- [Coordinate annotation records]:
•••

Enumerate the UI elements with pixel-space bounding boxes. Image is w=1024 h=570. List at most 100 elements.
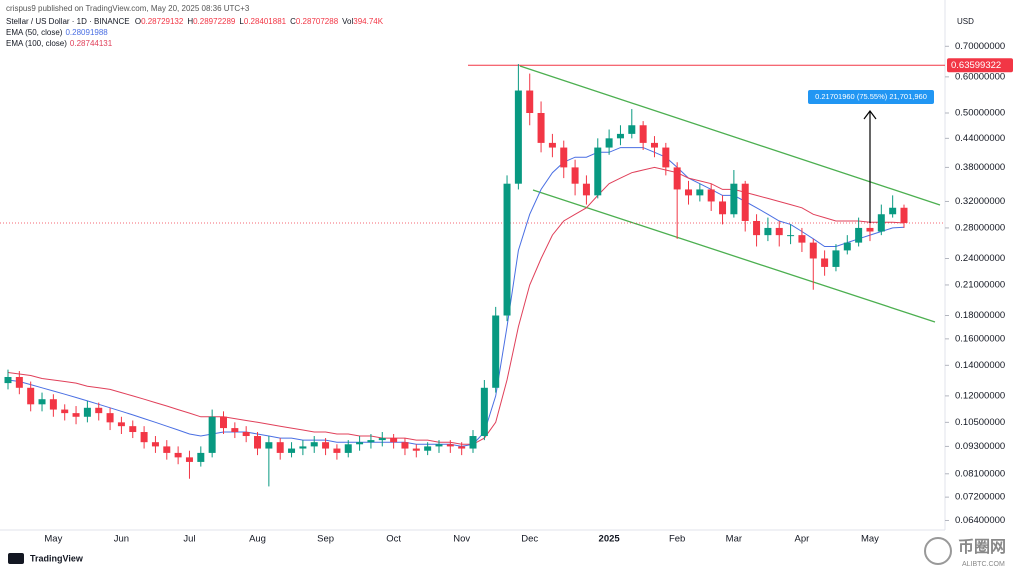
- candle-body: [435, 444, 443, 447]
- channel-lower: [532, 189, 936, 323]
- candle-body: [344, 444, 352, 453]
- x-tick-label: Mar: [726, 534, 742, 545]
- ohlc-value: 0.28401881: [243, 17, 287, 26]
- brand-logo: [8, 553, 24, 564]
- y-tick-label: 0.09300000: [955, 441, 1005, 452]
- y-tick-label: 0.44000000: [955, 133, 1005, 144]
- y-tick-label: 0.10500000: [955, 417, 1005, 428]
- y-tick-label: 0.06400000: [955, 515, 1005, 526]
- legend-name: EMA (50, close): [6, 28, 63, 37]
- candle-body: [730, 183, 738, 215]
- publisher: crispus9 published on TradingView.com, M…: [6, 4, 250, 13]
- brand: TradingView: [30, 553, 84, 563]
- y-tick-label: 0.16000000: [955, 333, 1005, 344]
- y-tick-label: 0.14000000: [955, 360, 1005, 371]
- candle-body: [378, 438, 386, 441]
- candle-body: [798, 235, 806, 243]
- level-label: 0.63599322: [951, 60, 1001, 71]
- candle-body: [61, 409, 69, 414]
- measure-label: 0.21701960 (75.55%) 21,701,960: [815, 92, 927, 101]
- candle-body: [480, 387, 488, 437]
- x-tick-label: May: [44, 534, 62, 545]
- candle-body: [866, 227, 874, 232]
- watermark-title: 币圈网: [958, 538, 1006, 556]
- candle-body: [832, 250, 840, 267]
- candle-body: [548, 142, 556, 148]
- candle-body: [560, 147, 568, 168]
- ohlc-label: H: [187, 17, 194, 26]
- legend-name: EMA (100, close): [6, 39, 67, 48]
- candle-body: [4, 376, 12, 384]
- candle-body: [242, 432, 250, 437]
- candle-body: [628, 125, 636, 134]
- candle-body: [685, 189, 693, 196]
- legend-value: 0.28091988: [65, 28, 108, 37]
- ohlc-value: 0.28707288: [295, 17, 339, 26]
- candle-body: [333, 448, 341, 453]
- x-tick-label: Dec: [521, 534, 538, 545]
- y-tick-label: 0.07200000: [955, 492, 1005, 503]
- candle-body: [412, 448, 420, 451]
- level-box: [947, 58, 1013, 73]
- candle-body: [764, 227, 772, 236]
- x-tick-label: Aug: [249, 534, 266, 545]
- candle-body: [174, 452, 182, 458]
- y-tick-label: 0.38000000: [955, 162, 1005, 173]
- x-tick-label: Apr: [795, 534, 810, 545]
- ema100-legend: EMA (100, close) 0.28744131: [6, 39, 115, 48]
- candle-body: [662, 147, 670, 168]
- candle-body: [707, 189, 715, 202]
- candle-body: [877, 214, 885, 232]
- symbol-legend: Stellar / US Dollar · 1D · BINANCE O0.28…: [6, 17, 390, 26]
- candle-body: [117, 422, 125, 427]
- x-tick-label: Nov: [453, 534, 470, 545]
- y-tick-label: 0.32000000: [955, 196, 1005, 207]
- candle-body: [696, 189, 704, 196]
- candle-body: [367, 440, 375, 443]
- ohlc-label: Vol: [342, 17, 354, 26]
- candle-body: [151, 442, 159, 447]
- candle-body: [197, 452, 205, 462]
- candle-body: [673, 167, 681, 190]
- y-tick-label: 0.50000000: [955, 108, 1005, 119]
- ohlc-value: 0.28729132: [141, 17, 184, 26]
- candle-body: [401, 442, 409, 449]
- legend-value: 0.28744131: [69, 39, 113, 48]
- candle-body: [129, 426, 137, 433]
- x-tick-label: Jun: [114, 534, 129, 545]
- candle-body: [390, 438, 398, 443]
- candle-body: [514, 90, 522, 184]
- ohlc-value: 0.28972289: [193, 17, 236, 26]
- ohlc-value: 394.74K: [353, 17, 384, 26]
- candle-body: [38, 399, 46, 405]
- y-tick-label: 0.21000000: [955, 279, 1005, 290]
- x-tick-label: Oct: [386, 534, 401, 545]
- x-tick-label: Sep: [317, 534, 334, 545]
- marks: [0, 64, 945, 487]
- candle-body: [95, 407, 103, 414]
- candle-body: [322, 442, 330, 449]
- candle-body: [809, 242, 817, 259]
- candle-body: [299, 446, 307, 449]
- candle-body: [83, 407, 91, 417]
- candle-body: [254, 436, 262, 449]
- ohlc-label: L: [239, 17, 244, 26]
- y-tick-label: 0.12000000: [955, 390, 1005, 401]
- x-tick-label: Jul: [183, 534, 195, 545]
- candle-body: [855, 227, 863, 243]
- candle-body: [753, 220, 761, 236]
- y-tick-label: 0.70000000: [955, 41, 1005, 52]
- ohlc: O0.28729132 H0.28972289 L0.28401881 C0.2870…: [135, 17, 387, 26]
- candle-body: [231, 428, 239, 433]
- candle-body: [219, 416, 227, 429]
- watermark-url: ALIBTC.COM: [962, 561, 1005, 568]
- candle-body: [616, 133, 624, 139]
- candle-body: [843, 242, 851, 251]
- candle-body: [185, 457, 193, 462]
- arrow-head: [863, 110, 877, 120]
- ema-line: [7, 147, 905, 447]
- ema-line: [7, 166, 905, 445]
- candle-body: [639, 125, 647, 143]
- candle-body: [140, 432, 148, 443]
- candle-body: [27, 387, 35, 405]
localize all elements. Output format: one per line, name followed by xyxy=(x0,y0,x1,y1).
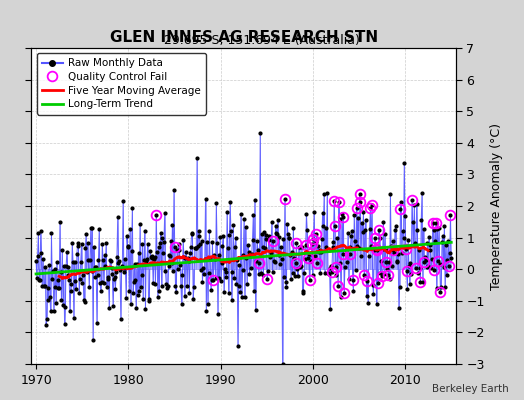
Y-axis label: Temperature Anomaly (°C): Temperature Anomaly (°C) xyxy=(490,122,503,290)
Title: GLEN INNES AG RESEARCH STN: GLEN INNES AG RESEARCH STN xyxy=(110,30,378,46)
Text: 29.695 S, 151.694 E (Australia): 29.695 S, 151.694 E (Australia) xyxy=(164,34,360,47)
Text: Berkeley Earth: Berkeley Earth xyxy=(432,384,508,394)
Legend: Raw Monthly Data, Quality Control Fail, Five Year Moving Average, Long-Term Tren: Raw Monthly Data, Quality Control Fail, … xyxy=(37,53,206,114)
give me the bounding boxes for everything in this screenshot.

•••

- [What the task asks]: Reproduce all of the material above line for line, without changing anything, and omit the pictures.

- [Answer for the task]:
Enumerate the UI elements with pixel-space bounding boxes. Image is w=1024 h=570. List at most 100 elements.
- candle-body: [435, 444, 443, 447]
- channel-lower: [532, 189, 936, 323]
- candle-body: [344, 444, 352, 453]
- x-tick-label: Mar: [726, 534, 742, 545]
- ohlc-value: 0.28401881: [243, 17, 287, 26]
- brand-logo: [8, 553, 24, 564]
- y-tick-label: 0.09300000: [955, 441, 1005, 452]
- y-tick-label: 0.44000000: [955, 133, 1005, 144]
- y-tick-label: 0.10500000: [955, 417, 1005, 428]
- y-tick-label: 0.06400000: [955, 515, 1005, 526]
- legend-name: EMA (50, close): [6, 28, 63, 37]
- candle-body: [730, 183, 738, 215]
- publisher: crispus9 published on TradingView.com, M…: [6, 4, 250, 13]
- brand: TradingView: [30, 553, 84, 563]
- y-tick-label: 0.16000000: [955, 333, 1005, 344]
- y-tick-label: 0.14000000: [955, 360, 1005, 371]
- candle-body: [378, 438, 386, 441]
- candle-body: [798, 235, 806, 243]
- level-label: 0.63599322: [951, 60, 1001, 71]
- candle-body: [61, 409, 69, 414]
- measure-label: 0.21701960 (75.55%) 21,701,960: [815, 92, 927, 101]
- candle-body: [480, 387, 488, 437]
- x-tick-label: May: [44, 534, 62, 545]
- candle-body: [866, 227, 874, 232]
- watermark-title: 币圈网: [958, 538, 1006, 556]
- candle-body: [832, 250, 840, 267]
- candle-body: [548, 142, 556, 148]
- candle-body: [560, 147, 568, 168]
- ohlc-label: H: [187, 17, 194, 26]
- legend-name: EMA (100, close): [6, 39, 67, 48]
- candle-body: [4, 376, 12, 384]
- candle-body: [242, 432, 250, 437]
- candle-body: [628, 125, 636, 134]
- candle-body: [685, 189, 693, 196]
- legend-value: 0.28091988: [65, 28, 108, 37]
- ohlc-value: 0.28707288: [295, 17, 339, 26]
- candle-body: [333, 448, 341, 453]
- x-tick-label: Dec: [521, 534, 538, 545]
- y-tick-label: 0.07200000: [955, 492, 1005, 503]
- candle-body: [412, 448, 420, 451]
- level-box: [947, 58, 1013, 73]
- candle-body: [764, 227, 772, 236]
- x-tick-label: Aug: [249, 534, 266, 545]
- candle-body: [174, 452, 182, 458]
- y-tick-label: 0.38000000: [955, 162, 1005, 173]
- x-tick-label: Apr: [795, 534, 810, 545]
- ema100-legend: EMA (100, close) 0.28744131: [6, 39, 115, 48]
- candle-body: [662, 147, 670, 168]
- candle-body: [707, 189, 715, 202]
- candle-body: [877, 214, 885, 232]
- symbol-legend: Stellar / US Dollar · 1D · BINANCE O0.28…: [6, 17, 390, 26]
- candle-body: [117, 422, 125, 427]
- x-tick-label: Nov: [453, 534, 470, 545]
- y-tick-label: 0.32000000: [955, 196, 1005, 207]
- candle-body: [696, 189, 704, 196]
- candle-body: [367, 440, 375, 443]
- ohlc-label: Vol: [342, 17, 354, 26]
- candle-body: [151, 442, 159, 447]
- candle-body: [197, 452, 205, 462]
- candle-body: [673, 167, 681, 190]
- y-tick-label: 0.50000000: [955, 108, 1005, 119]
- ohlc-value: 0.28729132: [141, 17, 184, 26]
- candle-body: [401, 442, 409, 449]
- legend-value: 0.28744131: [69, 39, 113, 48]
- candle-body: [129, 426, 137, 433]
- x-tick-label: Jun: [114, 534, 129, 545]
- candle-body: [390, 438, 398, 443]
- candle-body: [514, 90, 522, 184]
- ohlc-value: 0.28972289: [193, 17, 236, 26]
- ohlc-value: 394.74K: [353, 17, 384, 26]
- candle-body: [38, 399, 46, 405]
- y-tick-label: 0.21000000: [955, 279, 1005, 290]
- x-tick-label: Oct: [386, 534, 401, 545]
- x-tick-label: Sep: [317, 534, 334, 545]
- marks: [0, 64, 945, 487]
- candle-body: [95, 407, 103, 414]
- candle-body: [322, 442, 330, 449]
- candle-body: [809, 242, 817, 259]
- candle-body: [299, 446, 307, 449]
- candle-body: [83, 407, 91, 417]
- candle-body: [254, 436, 262, 449]
- ohlc-label: L: [239, 17, 244, 26]
- y-tick-label: 0.12000000: [955, 390, 1005, 401]
- x-tick-label: Jul: [183, 534, 195, 545]
- candle-body: [855, 227, 863, 243]
- candle-body: [753, 220, 761, 236]
- y-tick-label: 0.70000000: [955, 41, 1005, 52]
- ohlc: O0.28729132 H0.28972289 L0.28401881 C0.2870…: [135, 17, 387, 26]
- candle-body: [231, 428, 239, 433]
- candle-body: [219, 416, 227, 429]
- watermark-url: ALIBTC.COM: [962, 561, 1005, 568]
- candle-body: [616, 133, 624, 139]
- candle-body: [843, 242, 851, 251]
- candle-body: [185, 457, 193, 462]
- arrow-head: [863, 110, 877, 120]
- ema-line: [7, 147, 905, 447]
- ema-line: [7, 166, 905, 445]
- candle-body: [639, 125, 647, 143]
- candle-body: [140, 432, 148, 443]
- candle-body: [27, 387, 35, 405]
localize all elements. Output format: one per line, name followed by xyxy=(x0,y0,x1,y1).
Y-axis label: Temperature Anomaly (°C): Temperature Anomaly (°C) xyxy=(490,122,503,290)
Title: GLEN INNES AG RESEARCH STN: GLEN INNES AG RESEARCH STN xyxy=(110,30,378,46)
Text: 29.695 S, 151.694 E (Australia): 29.695 S, 151.694 E (Australia) xyxy=(164,34,360,47)
Text: Berkeley Earth: Berkeley Earth xyxy=(432,384,508,394)
Legend: Raw Monthly Data, Quality Control Fail, Five Year Moving Average, Long-Term Tren: Raw Monthly Data, Quality Control Fail, … xyxy=(37,53,206,114)
give me the bounding boxes for everything in this screenshot.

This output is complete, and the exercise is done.